- **TO DO**:
Using the listing below, copy every line that mentions "kbps".
======== AVAILABLE RECORDS
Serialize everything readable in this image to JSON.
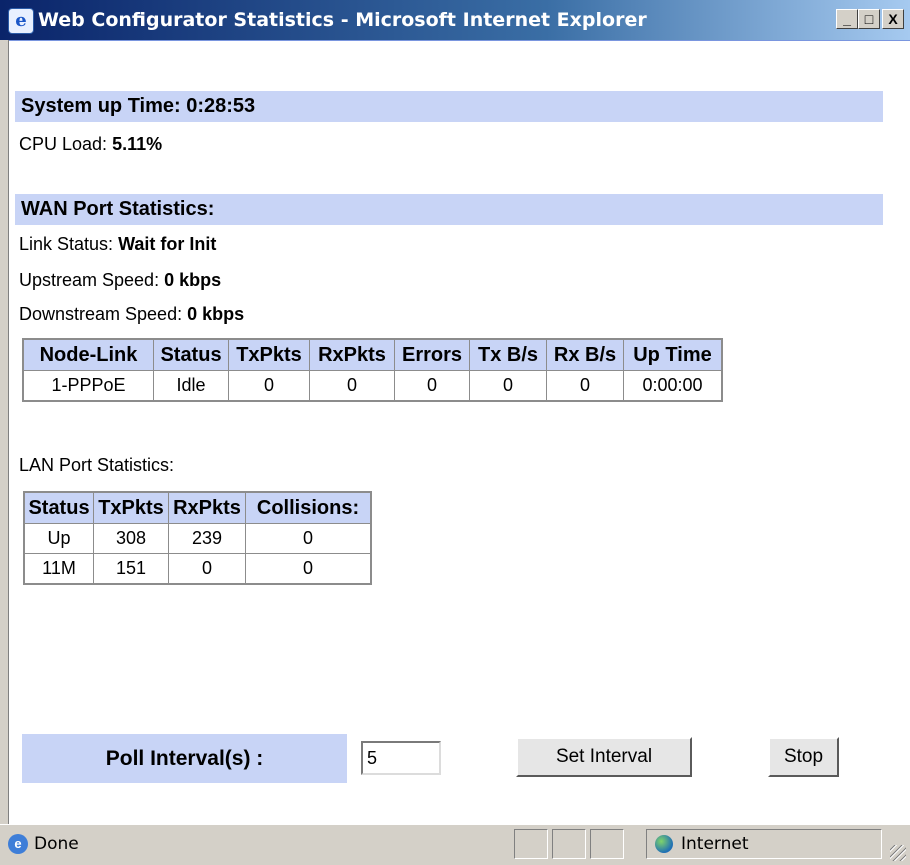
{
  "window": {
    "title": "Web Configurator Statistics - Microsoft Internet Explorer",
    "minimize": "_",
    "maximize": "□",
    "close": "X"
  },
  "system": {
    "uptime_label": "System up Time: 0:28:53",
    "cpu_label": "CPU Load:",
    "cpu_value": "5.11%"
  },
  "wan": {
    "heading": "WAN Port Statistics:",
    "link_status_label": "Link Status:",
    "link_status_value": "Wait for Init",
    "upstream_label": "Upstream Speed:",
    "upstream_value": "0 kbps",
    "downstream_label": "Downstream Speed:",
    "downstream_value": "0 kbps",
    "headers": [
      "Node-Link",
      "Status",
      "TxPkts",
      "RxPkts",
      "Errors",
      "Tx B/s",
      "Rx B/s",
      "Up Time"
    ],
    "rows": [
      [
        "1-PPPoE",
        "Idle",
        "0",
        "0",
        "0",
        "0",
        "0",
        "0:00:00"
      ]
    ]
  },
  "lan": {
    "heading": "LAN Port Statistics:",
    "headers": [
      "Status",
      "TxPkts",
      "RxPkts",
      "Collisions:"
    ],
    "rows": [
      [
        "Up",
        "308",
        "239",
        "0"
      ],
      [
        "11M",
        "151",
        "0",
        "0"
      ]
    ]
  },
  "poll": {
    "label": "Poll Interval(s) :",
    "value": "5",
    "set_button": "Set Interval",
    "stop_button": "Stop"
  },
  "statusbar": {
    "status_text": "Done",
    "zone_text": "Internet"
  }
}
================
======== AVAILABLE RECORDS
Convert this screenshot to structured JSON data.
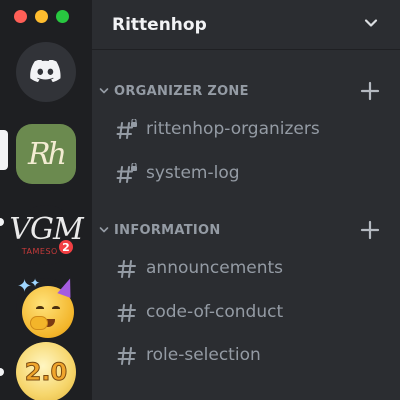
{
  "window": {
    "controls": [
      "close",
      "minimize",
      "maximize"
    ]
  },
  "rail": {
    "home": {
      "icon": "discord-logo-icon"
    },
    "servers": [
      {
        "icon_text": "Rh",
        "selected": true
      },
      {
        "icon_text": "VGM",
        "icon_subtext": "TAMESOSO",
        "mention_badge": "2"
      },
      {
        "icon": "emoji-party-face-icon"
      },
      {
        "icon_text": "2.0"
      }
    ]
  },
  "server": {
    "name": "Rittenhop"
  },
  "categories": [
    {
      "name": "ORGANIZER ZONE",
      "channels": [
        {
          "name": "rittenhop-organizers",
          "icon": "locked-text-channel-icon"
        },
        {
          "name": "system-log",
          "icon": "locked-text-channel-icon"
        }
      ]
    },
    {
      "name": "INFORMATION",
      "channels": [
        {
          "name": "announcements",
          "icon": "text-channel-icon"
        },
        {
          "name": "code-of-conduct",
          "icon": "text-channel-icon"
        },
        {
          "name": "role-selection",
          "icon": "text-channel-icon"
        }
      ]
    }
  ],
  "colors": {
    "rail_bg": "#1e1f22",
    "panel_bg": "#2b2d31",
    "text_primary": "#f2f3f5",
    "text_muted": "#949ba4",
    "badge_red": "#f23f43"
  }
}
================
- **THE RESULT**:
    "upstream_value": "0 kbps",
    "downstream_value": "0 kbps",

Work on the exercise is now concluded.